Data extracted from a collection:
---------------

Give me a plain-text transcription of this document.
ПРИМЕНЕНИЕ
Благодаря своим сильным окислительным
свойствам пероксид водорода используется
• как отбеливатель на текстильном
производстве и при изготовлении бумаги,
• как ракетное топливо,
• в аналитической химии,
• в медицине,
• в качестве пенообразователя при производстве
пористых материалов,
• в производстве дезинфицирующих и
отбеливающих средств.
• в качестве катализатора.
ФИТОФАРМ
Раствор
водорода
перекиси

---------------

Transcribe each entry precisely, missing none.

**Solution:**
Give me a plain-text transcription of this document.
ПРИМЕНЕНИЕ
Благодаря своим сильным окислительным
свойствам пероксид водорода используется
• как отбеливатель на текстильном
производстве и при изготовлении бумаги,
• как ракетное топливо,
• в аналитической химии,
• в медицине,
• в качестве пенообразователя при производстве
пористых материалов,
• в производстве дезинфицирующих и
отбеливающих средств.
• в качестве катализатора.
ФИТОФАРМ
Раствор
водорода
перекиси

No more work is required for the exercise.